++++ Provided records ++++

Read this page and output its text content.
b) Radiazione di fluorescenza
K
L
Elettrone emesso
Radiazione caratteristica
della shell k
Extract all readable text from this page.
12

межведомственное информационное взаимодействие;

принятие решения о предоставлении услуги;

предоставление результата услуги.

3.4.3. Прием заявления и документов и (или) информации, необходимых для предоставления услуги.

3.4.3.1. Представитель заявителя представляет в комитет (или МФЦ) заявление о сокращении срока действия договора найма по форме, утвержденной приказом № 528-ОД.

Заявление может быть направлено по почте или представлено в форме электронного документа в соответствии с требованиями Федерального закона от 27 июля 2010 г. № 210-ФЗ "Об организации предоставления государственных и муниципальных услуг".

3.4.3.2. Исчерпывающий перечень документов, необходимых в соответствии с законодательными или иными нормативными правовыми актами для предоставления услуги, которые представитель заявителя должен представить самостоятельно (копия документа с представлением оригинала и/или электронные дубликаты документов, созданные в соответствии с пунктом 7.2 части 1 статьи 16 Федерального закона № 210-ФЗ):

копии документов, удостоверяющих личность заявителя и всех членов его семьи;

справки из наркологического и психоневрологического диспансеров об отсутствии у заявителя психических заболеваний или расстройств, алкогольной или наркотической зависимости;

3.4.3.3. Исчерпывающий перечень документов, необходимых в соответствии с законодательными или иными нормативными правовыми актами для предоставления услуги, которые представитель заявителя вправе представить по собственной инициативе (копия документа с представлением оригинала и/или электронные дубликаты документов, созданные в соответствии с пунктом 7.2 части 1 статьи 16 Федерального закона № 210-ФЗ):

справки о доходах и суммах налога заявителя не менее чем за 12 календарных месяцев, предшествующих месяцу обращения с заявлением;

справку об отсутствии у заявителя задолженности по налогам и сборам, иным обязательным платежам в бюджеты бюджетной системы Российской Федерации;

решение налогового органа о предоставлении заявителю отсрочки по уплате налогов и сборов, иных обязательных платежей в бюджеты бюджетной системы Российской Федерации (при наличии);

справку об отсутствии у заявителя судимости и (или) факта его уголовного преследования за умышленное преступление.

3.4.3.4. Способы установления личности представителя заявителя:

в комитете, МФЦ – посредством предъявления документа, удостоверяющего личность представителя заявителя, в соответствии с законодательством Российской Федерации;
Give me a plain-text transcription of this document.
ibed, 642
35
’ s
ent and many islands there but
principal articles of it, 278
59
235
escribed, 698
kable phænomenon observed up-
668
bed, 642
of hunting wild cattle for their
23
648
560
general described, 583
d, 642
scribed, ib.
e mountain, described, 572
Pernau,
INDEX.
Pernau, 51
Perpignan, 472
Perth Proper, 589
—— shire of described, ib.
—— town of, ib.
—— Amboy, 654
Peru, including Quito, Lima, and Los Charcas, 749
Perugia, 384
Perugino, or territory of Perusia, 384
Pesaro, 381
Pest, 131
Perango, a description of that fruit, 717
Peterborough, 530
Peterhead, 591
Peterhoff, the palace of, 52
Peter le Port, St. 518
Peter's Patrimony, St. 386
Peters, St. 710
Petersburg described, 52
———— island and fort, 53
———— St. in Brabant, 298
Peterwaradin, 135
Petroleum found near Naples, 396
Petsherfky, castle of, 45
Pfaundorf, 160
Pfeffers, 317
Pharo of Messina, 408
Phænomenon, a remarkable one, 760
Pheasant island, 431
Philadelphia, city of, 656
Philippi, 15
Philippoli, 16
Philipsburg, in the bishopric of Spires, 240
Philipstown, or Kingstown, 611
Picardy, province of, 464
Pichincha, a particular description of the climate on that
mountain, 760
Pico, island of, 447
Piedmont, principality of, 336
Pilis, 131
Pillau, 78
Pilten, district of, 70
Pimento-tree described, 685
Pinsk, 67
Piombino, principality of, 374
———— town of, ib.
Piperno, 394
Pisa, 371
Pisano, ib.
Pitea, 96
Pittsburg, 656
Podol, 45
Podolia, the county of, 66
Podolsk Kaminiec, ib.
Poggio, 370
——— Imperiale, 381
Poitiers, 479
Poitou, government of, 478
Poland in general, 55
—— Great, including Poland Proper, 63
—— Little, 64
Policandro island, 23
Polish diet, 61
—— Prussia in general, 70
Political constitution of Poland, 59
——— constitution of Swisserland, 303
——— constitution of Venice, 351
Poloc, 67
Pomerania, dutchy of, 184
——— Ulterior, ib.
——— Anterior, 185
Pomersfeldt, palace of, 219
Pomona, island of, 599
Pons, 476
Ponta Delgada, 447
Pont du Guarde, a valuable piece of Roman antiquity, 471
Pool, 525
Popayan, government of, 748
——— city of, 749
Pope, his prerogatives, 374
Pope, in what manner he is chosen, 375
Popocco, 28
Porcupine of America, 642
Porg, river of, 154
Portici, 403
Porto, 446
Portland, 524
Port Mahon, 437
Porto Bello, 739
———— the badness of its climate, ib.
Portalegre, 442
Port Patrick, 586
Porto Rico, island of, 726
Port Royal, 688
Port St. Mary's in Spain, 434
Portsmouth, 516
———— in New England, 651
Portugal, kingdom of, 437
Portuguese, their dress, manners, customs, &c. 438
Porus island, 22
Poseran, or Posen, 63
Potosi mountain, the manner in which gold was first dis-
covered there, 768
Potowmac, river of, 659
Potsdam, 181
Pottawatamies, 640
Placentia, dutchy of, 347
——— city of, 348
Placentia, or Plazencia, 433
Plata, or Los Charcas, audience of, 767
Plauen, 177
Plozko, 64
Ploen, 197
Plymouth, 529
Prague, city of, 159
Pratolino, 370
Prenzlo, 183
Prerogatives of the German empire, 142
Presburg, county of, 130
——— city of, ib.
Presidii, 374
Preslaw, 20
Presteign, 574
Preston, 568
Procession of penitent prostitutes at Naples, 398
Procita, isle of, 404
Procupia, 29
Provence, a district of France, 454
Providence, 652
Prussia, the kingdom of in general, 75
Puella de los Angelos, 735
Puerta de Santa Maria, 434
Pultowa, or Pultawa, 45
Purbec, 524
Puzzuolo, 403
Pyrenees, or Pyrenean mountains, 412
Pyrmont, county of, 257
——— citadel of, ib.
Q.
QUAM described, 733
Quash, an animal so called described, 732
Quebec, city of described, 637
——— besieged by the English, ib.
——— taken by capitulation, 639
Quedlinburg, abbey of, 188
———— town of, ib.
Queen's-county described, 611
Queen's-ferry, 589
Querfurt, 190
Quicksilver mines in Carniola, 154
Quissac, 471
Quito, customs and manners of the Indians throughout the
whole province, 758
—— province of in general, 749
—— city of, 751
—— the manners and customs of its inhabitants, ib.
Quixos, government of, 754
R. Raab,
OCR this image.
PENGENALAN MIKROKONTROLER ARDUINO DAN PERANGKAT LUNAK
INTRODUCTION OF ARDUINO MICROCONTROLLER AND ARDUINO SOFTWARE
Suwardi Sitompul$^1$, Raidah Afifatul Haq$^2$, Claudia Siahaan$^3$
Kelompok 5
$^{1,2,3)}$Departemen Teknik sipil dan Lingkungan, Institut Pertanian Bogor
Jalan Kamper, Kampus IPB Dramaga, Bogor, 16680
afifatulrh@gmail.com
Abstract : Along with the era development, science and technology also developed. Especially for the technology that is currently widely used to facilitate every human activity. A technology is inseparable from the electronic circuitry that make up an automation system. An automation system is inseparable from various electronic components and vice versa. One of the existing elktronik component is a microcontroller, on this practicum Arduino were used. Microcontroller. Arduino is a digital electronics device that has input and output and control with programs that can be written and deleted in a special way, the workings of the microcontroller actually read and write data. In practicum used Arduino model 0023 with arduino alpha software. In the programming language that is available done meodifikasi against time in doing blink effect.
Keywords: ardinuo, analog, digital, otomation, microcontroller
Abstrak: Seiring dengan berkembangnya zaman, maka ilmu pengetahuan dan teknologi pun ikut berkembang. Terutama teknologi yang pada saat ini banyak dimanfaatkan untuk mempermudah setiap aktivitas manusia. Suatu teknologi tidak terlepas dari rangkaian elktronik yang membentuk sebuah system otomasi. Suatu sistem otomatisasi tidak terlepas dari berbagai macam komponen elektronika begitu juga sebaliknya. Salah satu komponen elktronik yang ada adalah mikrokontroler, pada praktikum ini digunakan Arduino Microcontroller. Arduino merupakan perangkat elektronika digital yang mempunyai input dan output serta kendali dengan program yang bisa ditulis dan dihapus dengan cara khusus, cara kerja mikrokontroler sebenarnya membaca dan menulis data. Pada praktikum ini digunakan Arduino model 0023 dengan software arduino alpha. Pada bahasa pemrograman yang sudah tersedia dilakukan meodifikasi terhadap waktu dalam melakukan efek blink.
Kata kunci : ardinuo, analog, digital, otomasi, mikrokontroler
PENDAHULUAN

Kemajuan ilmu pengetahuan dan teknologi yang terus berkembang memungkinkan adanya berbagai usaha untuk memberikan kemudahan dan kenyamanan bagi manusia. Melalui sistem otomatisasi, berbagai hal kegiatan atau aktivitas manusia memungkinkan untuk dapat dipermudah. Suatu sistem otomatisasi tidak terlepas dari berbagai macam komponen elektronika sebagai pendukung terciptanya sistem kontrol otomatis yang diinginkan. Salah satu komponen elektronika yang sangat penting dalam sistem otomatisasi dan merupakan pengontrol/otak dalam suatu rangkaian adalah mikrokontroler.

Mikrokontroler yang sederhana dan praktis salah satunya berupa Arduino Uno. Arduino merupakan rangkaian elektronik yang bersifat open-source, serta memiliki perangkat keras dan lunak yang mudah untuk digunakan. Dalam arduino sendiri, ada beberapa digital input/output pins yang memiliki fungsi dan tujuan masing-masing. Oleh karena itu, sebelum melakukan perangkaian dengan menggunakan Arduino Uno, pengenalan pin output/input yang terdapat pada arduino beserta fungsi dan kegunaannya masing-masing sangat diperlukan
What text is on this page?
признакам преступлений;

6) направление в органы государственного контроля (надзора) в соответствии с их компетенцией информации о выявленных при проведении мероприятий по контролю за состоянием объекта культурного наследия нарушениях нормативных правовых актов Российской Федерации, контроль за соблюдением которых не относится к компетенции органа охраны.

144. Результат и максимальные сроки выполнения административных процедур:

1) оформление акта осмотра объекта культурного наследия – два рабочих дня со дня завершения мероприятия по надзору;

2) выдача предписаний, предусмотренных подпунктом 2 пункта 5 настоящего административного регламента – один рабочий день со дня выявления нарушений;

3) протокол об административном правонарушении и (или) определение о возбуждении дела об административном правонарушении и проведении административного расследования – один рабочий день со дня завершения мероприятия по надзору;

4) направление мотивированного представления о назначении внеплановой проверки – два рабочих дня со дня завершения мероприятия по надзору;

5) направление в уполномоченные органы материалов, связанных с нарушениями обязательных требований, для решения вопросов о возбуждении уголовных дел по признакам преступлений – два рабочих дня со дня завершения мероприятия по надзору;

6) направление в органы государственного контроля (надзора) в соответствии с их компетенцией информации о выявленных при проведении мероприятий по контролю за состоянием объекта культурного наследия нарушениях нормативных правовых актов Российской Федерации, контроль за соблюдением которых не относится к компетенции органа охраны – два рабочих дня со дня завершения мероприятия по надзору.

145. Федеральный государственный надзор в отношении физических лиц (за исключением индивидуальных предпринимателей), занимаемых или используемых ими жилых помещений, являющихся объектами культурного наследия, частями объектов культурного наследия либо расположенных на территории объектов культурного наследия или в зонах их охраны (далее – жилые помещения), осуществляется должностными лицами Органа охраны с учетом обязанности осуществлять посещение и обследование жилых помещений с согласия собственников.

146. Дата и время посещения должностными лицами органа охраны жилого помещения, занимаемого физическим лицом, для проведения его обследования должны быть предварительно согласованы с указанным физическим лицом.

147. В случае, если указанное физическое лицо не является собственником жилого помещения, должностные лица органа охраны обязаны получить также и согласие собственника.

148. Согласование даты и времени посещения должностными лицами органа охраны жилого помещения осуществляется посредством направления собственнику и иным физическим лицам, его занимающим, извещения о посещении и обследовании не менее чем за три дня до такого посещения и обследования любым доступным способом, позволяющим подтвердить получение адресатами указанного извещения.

++++

Problem details:
Copy every line of the records above that contains "Porto".

Task answer:
Porto, 446
Porto Bello, 739
Porto Rico, island of, 726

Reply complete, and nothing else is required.